** Start of Provided records **

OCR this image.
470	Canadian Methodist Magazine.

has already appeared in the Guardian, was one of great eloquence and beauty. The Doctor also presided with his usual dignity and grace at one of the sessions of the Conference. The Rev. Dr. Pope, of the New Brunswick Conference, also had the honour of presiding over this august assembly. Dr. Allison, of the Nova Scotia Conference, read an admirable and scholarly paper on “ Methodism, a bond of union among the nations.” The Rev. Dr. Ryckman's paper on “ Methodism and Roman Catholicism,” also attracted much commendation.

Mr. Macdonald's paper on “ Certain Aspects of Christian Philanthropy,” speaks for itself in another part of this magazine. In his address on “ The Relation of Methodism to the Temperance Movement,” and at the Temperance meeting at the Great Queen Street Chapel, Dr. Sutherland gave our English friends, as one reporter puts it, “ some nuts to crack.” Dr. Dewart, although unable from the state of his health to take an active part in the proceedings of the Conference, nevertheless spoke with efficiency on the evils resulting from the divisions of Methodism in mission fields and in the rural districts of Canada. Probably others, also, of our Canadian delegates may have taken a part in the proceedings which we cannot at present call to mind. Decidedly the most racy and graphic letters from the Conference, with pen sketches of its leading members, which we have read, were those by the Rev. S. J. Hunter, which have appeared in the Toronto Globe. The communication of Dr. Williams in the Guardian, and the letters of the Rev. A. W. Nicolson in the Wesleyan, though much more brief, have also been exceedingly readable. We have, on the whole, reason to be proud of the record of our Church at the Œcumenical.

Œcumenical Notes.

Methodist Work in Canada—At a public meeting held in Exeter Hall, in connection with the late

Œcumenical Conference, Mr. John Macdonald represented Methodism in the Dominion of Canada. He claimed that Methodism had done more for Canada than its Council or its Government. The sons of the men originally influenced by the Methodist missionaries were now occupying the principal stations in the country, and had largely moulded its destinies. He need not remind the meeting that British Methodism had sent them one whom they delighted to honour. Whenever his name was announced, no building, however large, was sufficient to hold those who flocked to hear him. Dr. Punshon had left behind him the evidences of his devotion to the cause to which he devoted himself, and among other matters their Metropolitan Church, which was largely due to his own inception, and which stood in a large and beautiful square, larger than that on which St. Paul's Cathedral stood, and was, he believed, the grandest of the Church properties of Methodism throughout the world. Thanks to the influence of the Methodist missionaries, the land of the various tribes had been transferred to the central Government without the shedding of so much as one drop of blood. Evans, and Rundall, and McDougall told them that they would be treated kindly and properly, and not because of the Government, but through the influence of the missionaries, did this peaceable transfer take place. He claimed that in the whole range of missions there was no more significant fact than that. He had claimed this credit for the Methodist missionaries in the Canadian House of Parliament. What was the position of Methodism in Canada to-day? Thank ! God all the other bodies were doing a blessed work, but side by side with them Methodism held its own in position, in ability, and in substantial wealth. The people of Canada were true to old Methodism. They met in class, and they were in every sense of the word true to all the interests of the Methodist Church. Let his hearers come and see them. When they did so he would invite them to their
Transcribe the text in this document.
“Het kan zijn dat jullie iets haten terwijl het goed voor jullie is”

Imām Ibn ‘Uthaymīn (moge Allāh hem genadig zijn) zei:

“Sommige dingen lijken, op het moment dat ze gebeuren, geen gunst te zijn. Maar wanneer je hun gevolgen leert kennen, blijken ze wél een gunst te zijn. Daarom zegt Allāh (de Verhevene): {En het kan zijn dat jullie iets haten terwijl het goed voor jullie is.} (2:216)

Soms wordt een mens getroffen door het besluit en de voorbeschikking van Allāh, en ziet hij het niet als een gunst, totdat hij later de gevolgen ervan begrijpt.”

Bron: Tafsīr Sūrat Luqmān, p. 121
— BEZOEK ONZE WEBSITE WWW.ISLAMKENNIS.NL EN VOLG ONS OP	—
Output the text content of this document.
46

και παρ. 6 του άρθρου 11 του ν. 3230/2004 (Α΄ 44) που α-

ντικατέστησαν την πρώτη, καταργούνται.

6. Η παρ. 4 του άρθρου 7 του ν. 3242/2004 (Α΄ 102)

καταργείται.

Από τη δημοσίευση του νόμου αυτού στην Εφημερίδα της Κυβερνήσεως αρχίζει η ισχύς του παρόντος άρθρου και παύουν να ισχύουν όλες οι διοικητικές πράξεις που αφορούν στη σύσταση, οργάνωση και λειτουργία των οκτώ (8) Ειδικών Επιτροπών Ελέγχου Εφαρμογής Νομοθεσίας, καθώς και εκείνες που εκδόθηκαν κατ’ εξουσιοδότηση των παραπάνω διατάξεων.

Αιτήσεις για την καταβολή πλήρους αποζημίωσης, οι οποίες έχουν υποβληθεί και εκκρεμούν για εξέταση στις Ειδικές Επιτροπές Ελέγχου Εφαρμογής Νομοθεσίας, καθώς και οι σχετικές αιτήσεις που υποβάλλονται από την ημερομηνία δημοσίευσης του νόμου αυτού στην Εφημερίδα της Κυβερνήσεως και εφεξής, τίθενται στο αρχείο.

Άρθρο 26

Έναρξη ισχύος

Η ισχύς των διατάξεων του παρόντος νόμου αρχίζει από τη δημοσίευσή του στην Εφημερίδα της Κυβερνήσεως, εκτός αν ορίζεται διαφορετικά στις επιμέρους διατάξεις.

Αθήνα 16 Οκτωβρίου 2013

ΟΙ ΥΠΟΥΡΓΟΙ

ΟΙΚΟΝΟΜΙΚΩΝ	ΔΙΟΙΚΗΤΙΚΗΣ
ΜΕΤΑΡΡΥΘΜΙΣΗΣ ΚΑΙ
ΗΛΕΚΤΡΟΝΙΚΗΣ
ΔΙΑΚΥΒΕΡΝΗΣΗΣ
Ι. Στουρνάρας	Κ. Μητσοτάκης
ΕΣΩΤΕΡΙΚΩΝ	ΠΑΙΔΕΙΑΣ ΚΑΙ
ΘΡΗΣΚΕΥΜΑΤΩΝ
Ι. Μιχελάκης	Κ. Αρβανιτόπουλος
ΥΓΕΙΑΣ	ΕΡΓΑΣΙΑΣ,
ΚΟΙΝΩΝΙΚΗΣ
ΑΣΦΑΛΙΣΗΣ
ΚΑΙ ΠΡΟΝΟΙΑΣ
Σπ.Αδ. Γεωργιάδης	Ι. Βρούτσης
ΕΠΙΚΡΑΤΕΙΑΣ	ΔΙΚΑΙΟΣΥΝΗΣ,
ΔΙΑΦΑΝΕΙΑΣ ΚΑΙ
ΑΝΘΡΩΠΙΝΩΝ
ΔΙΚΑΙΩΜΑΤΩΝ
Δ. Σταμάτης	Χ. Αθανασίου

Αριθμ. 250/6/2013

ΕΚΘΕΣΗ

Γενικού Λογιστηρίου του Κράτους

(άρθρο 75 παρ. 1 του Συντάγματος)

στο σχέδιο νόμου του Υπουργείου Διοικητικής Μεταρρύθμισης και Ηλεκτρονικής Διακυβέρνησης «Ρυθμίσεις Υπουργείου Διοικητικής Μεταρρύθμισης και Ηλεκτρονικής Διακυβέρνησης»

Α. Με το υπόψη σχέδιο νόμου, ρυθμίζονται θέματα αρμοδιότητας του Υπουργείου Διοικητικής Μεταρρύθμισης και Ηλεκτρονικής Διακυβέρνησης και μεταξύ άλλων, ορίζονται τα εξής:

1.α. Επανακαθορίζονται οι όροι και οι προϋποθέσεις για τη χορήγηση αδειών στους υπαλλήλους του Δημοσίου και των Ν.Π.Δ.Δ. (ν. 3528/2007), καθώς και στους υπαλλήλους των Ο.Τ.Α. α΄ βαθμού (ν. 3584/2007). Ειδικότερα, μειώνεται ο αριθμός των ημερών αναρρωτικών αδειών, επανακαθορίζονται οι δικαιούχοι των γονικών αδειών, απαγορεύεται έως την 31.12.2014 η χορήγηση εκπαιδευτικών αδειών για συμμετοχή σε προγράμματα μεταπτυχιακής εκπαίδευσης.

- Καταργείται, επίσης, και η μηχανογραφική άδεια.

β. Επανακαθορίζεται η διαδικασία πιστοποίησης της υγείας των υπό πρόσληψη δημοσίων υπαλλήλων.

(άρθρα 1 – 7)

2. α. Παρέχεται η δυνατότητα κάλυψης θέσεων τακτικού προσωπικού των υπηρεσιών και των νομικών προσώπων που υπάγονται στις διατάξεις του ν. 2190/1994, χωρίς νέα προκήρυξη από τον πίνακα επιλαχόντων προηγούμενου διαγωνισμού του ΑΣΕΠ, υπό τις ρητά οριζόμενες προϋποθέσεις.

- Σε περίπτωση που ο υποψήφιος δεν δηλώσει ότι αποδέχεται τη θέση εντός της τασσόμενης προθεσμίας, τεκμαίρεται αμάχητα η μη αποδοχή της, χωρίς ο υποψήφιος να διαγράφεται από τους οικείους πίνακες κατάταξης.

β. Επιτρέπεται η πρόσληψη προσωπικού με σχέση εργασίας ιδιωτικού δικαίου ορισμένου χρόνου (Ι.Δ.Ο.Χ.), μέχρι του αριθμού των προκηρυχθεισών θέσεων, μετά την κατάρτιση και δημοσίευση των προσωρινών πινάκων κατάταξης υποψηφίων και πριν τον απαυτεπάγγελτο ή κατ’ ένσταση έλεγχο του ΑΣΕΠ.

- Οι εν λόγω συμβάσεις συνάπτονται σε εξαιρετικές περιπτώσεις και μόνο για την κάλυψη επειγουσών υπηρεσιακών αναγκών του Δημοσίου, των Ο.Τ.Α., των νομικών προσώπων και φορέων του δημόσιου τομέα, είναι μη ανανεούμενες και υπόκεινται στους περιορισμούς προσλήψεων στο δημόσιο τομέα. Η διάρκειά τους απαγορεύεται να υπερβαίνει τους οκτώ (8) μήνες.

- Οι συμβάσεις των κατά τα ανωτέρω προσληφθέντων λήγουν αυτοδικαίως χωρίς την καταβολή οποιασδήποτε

** End of Provided records **

Given instruction: Copy every line of the material in which the word "text" occurs.

Written response:
Transcribe the text in this document.
Output the text content of this document.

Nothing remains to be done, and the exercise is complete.